▼▼▼

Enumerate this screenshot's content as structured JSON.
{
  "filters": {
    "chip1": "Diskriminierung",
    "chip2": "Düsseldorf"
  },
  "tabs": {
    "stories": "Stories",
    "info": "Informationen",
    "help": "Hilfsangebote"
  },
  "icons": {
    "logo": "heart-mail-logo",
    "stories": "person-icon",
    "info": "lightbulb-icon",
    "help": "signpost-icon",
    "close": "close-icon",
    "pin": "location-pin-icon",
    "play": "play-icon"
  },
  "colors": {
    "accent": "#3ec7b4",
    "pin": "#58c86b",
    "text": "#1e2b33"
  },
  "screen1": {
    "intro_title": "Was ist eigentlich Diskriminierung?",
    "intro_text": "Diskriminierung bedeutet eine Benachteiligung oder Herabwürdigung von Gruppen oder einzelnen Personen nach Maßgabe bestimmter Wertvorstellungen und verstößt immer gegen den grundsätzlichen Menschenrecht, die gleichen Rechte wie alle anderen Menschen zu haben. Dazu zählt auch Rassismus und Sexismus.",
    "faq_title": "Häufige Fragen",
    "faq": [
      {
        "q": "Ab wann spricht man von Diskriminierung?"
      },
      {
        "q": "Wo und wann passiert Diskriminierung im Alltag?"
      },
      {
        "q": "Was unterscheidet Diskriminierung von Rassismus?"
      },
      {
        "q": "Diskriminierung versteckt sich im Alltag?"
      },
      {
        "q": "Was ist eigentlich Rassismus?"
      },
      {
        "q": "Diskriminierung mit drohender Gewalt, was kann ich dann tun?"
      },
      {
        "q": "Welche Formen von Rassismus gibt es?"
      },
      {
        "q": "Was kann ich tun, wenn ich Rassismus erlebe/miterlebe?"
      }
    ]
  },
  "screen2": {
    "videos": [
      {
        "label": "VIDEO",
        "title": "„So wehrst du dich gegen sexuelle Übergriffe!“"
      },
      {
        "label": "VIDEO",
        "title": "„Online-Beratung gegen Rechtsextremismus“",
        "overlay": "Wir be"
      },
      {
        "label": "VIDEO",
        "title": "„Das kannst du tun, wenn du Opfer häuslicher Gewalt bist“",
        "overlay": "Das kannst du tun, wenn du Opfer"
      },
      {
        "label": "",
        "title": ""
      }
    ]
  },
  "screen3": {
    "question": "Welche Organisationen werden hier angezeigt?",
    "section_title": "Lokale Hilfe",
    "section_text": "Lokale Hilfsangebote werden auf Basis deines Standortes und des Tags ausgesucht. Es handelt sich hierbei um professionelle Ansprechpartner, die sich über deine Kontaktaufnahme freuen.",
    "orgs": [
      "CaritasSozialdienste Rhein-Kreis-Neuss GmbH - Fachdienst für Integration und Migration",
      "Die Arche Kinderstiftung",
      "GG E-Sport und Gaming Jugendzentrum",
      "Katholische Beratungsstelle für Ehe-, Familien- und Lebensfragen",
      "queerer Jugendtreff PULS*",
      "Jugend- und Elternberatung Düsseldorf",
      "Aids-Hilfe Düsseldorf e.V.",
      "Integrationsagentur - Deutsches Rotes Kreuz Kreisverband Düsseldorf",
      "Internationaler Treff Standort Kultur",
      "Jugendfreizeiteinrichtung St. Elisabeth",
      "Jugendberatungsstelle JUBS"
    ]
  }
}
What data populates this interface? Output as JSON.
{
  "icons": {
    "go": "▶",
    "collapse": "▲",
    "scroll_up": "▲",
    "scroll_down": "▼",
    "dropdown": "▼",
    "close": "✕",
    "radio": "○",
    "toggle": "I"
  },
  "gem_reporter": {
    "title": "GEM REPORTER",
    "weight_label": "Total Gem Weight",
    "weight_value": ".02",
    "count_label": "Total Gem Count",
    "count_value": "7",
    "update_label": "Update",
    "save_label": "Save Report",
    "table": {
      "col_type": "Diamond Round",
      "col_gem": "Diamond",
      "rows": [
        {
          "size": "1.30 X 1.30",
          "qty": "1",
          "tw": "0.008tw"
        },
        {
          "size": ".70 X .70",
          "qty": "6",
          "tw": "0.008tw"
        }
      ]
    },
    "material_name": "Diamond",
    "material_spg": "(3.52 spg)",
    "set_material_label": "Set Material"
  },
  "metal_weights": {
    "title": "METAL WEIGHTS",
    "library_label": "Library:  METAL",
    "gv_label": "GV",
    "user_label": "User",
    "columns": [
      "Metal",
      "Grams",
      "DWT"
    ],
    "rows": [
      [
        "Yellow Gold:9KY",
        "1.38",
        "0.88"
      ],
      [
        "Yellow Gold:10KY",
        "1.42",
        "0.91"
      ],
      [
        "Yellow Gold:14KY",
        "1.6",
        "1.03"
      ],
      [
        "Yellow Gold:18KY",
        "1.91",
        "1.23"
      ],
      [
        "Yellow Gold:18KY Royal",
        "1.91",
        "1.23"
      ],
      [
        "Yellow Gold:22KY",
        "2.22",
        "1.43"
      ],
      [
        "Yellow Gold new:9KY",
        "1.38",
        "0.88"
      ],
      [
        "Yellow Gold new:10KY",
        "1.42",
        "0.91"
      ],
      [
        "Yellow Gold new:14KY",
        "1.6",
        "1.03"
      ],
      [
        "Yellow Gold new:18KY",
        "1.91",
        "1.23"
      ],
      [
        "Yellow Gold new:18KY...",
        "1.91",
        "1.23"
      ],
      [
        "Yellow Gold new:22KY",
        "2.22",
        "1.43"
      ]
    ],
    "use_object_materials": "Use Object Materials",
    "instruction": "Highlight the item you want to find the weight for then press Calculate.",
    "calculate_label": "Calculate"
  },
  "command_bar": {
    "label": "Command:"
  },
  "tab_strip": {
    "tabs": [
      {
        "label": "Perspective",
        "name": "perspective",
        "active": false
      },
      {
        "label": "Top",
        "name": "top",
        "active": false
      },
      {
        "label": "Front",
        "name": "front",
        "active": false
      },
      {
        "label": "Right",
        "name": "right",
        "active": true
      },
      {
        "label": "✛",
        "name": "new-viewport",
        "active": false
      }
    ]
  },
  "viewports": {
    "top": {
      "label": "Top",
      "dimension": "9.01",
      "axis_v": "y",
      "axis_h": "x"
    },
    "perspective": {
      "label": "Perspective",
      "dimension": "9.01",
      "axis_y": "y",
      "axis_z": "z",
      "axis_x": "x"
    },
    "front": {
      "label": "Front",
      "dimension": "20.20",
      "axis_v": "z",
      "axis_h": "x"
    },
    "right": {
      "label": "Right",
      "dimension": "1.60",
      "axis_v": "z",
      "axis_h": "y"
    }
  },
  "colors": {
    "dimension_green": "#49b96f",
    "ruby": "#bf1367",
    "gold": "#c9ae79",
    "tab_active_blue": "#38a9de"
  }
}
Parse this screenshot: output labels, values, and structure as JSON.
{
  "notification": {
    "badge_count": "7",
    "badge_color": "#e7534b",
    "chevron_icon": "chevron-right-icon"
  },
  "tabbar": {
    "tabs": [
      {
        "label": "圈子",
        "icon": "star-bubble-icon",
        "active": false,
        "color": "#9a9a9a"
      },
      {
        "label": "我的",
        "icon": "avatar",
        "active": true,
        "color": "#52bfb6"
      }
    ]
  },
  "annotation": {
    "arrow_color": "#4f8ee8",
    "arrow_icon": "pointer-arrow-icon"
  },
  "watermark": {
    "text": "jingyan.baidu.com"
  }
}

▲▲▲

Go through the material above line by line and copy it exactly.

Enumerate this screenshot's content as structured JSON.
{
  "filters": {
    "chip1": "Diskriminierung",
    "chip2": "Düsseldorf"
  },
  "tabs": {
    "stories": "Stories",
    "info": "Informationen",
    "help": "Hilfsangebote"
  },
  "icons": {
    "logo": "heart-mail-logo",
    "stories": "person-icon",
    "info": "lightbulb-icon",
    "help": "signpost-icon",
    "close": "close-icon",
    "pin": "location-pin-icon",
    "play": "play-icon"
  },
  "colors": {
    "accent": "#3ec7b4",
    "pin": "#58c86b",
    "text": "#1e2b33"
  },
  "screen1": {
    "intro_title": "Was ist eigentlich Diskriminierung?",
    "intro_text": "Diskriminierung bedeutet eine Benachteiligung oder Herabwürdigung von Gruppen oder einzelnen Personen nach Maßgabe bestimmter Wertvorstellungen und verstößt immer gegen den grundsätzlichen Menschenrecht, die gleichen Rechte wie alle anderen Menschen zu haben. Dazu zählt auch Rassismus und Sexismus.",
    "faq_title": "Häufige Fragen",
    "faq": [
      {
        "q": "Ab wann spricht man von Diskriminierung?"
      },
      {
        "q": "Wo und wann passiert Diskriminierung im Alltag?"
      },
      {
        "q": "Was unterscheidet Diskriminierung von Rassismus?"
      },
      {
        "q": "Diskriminierung versteckt sich im Alltag?"
      },
      {
        "q": "Was ist eigentlich Rassismus?"
      },
      {
        "q": "Diskriminierung mit drohender Gewalt, was kann ich dann tun?"
      },
      {
        "q": "Welche Formen von Rassismus gibt es?"
      },
      {
        "q": "Was kann ich tun, wenn ich Rassismus erlebe/miterlebe?"
      }
    ]
  },
  "screen2": {
    "videos": [
      {
        "label": "VIDEO",
        "title": "„So wehrst du dich gegen sexuelle Übergriffe!“"
      },
      {
        "label": "VIDEO",
        "title": "„Online-Beratung gegen Rechtsextremismus“",
        "overlay": "Wir be"
      },
      {
        "label": "VIDEO",
        "title": "„Das kannst du tun, wenn du Opfer häuslicher Gewalt bist“",
        "overlay": "Das kannst du tun, wenn du Opfer"
      },
      {
        "label": "",
        "title": ""
      }
    ]
  },
  "screen3": {
    "question": "Welche Organisationen werden hier angezeigt?",
    "section_title": "Lokale Hilfe",
    "section_text": "Lokale Hilfsangebote werden auf Basis deines Standortes und des Tags ausgesucht. Es handelt sich hierbei um professionelle Ansprechpartner, die sich über deine Kontaktaufnahme freuen.",
    "orgs": [
      "CaritasSozialdienste Rhein-Kreis-Neuss GmbH - Fachdienst für Integration und Migration",
      "Die Arche Kinderstiftung",
      "GG E-Sport und Gaming Jugendzentrum",
      "Katholische Beratungsstelle für Ehe-, Familien- und Lebensfragen",
      "queerer Jugendtreff PULS*",
      "Jugend- und Elternberatung Düsseldorf",
      "Aids-Hilfe Düsseldorf e.V.",
      "Integrationsagentur - Deutsches Rotes Kreuz Kreisverband Düsseldorf",
      "Internationaler Treff Standort Kultur",
      "Jugendfreizeiteinrichtung St. Elisabeth",
      "Jugendberatungsstelle JUBS"
    ]
  }
}
What data populates this interface? Output as JSON.
{
  "icons": {
    "go": "▶",
    "collapse": "▲",
    "scroll_up": "▲",
    "scroll_down": "▼",
    "dropdown": "▼",
    "close": "✕",
    "radio": "○",
    "toggle": "I"
  },
  "gem_reporter": {
    "title": "GEM REPORTER",
    "weight_label": "Total Gem Weight",
    "weight_value": ".02",
    "count_label": "Total Gem Count",
    "count_value": "7",
    "update_label": "Update",
    "save_label": "Save Report",
    "table": {
      "col_type": "Diamond Round",
      "col_gem": "Diamond",
      "rows": [
        {
          "size": "1.30 X 1.30",
          "qty": "1",
          "tw": "0.008tw"
        },
        {
          "size": ".70 X .70",
          "qty": "6",
          "tw": "0.008tw"
        }
      ]
    },
    "material_name": "Diamond",
    "material_spg": "(3.52 spg)",
    "set_material_label": "Set Material"
  },
  "metal_weights": {
    "title": "METAL WEIGHTS",
    "library_label": "Library:  METAL",
    "gv_label": "GV",
    "user_label": "User",
    "columns": [
      "Metal",
      "Grams",
      "DWT"
    ],
    "rows": [
      [
        "Yellow Gold:9KY",
        "1.38",
        "0.88"
      ],
      [
        "Yellow Gold:10KY",
        "1.42",
        "0.91"
      ],
      [
        "Yellow Gold:14KY",
        "1.6",
        "1.03"
      ],
      [
        "Yellow Gold:18KY",
        "1.91",
        "1.23"
      ],
      [
        "Yellow Gold:18KY Royal",
        "1.91",
        "1.23"
      ],
      [
        "Yellow Gold:22KY",
        "2.22",
        "1.43"
      ],
      [
        "Yellow Gold new:9KY",
        "1.38",
        "0.88"
      ],
      [
        "Yellow Gold new:10KY",
        "1.42",
        "0.91"
      ],
      [
        "Yellow Gold new:14KY",
        "1.6",
        "1.03"
      ],
      [
        "Yellow Gold new:18KY",
        "1.91",
        "1.23"
      ],
      [
        "Yellow Gold new:18KY...",
        "1.91",
        "1.23"
      ],
      [
        "Yellow Gold new:22KY",
        "2.22",
        "1.43"
      ]
    ],
    "use_object_materials": "Use Object Materials",
    "instruction": "Highlight the item you want to find the weight for then press Calculate.",
    "calculate_label": "Calculate"
  },
  "command_bar": {
    "label": "Command:"
  },
  "tab_strip": {
    "tabs": [
      {
        "label": "Perspective",
        "name": "perspective",
        "active": false
      },
      {
        "label": "Top",
        "name": "top",
        "active": false
      },
      {
        "label": "Front",
        "name": "front",
        "active": false
      },
      {
        "label": "Right",
        "name": "right",
        "active": true
      },
      {
        "label": "✛",
        "name": "new-viewport",
        "active": false
      }
    ]
  },
  "viewports": {
    "top": {
      "label": "Top",
      "dimension": "9.01",
      "axis_v": "y",
      "axis_h": "x"
    },
    "perspective": {
      "label": "Perspective",
      "dimension": "9.01",
      "axis_y": "y",
      "axis_z": "z",
      "axis_x": "x"
    },
    "front": {
      "label": "Front",
      "dimension": "20.20",
      "axis_v": "z",
      "axis_h": "x"
    },
    "right": {
      "label": "Right",
      "dimension": "1.60",
      "axis_v": "z",
      "axis_h": "y"
    }
  },
  "colors": {
    "dimension_green": "#49b96f",
    "ruby": "#bf1367",
    "gold": "#c9ae79",
    "tab_active_blue": "#38a9de"
  }
}
Parse this screenshot: output labels, values, and structure as JSON.
{
  "notification": {
    "badge_count": "7",
    "badge_color": "#e7534b",
    "chevron_icon": "chevron-right-icon"
  },
  "tabbar": {
    "tabs": [
      {
        "label": "圈子",
        "icon": "star-bubble-icon",
        "active": false,
        "color": "#9a9a9a"
      },
      {
        "label": "我的",
        "icon": "avatar",
        "active": true,
        "color": "#52bfb6"
      }
    ]
  },
  "annotation": {
    "arrow_color": "#4f8ee8",
    "arrow_icon": "pointer-arrow-icon"
  },
  "watermark": {
    "text": "jingyan.baidu.com"
  }
}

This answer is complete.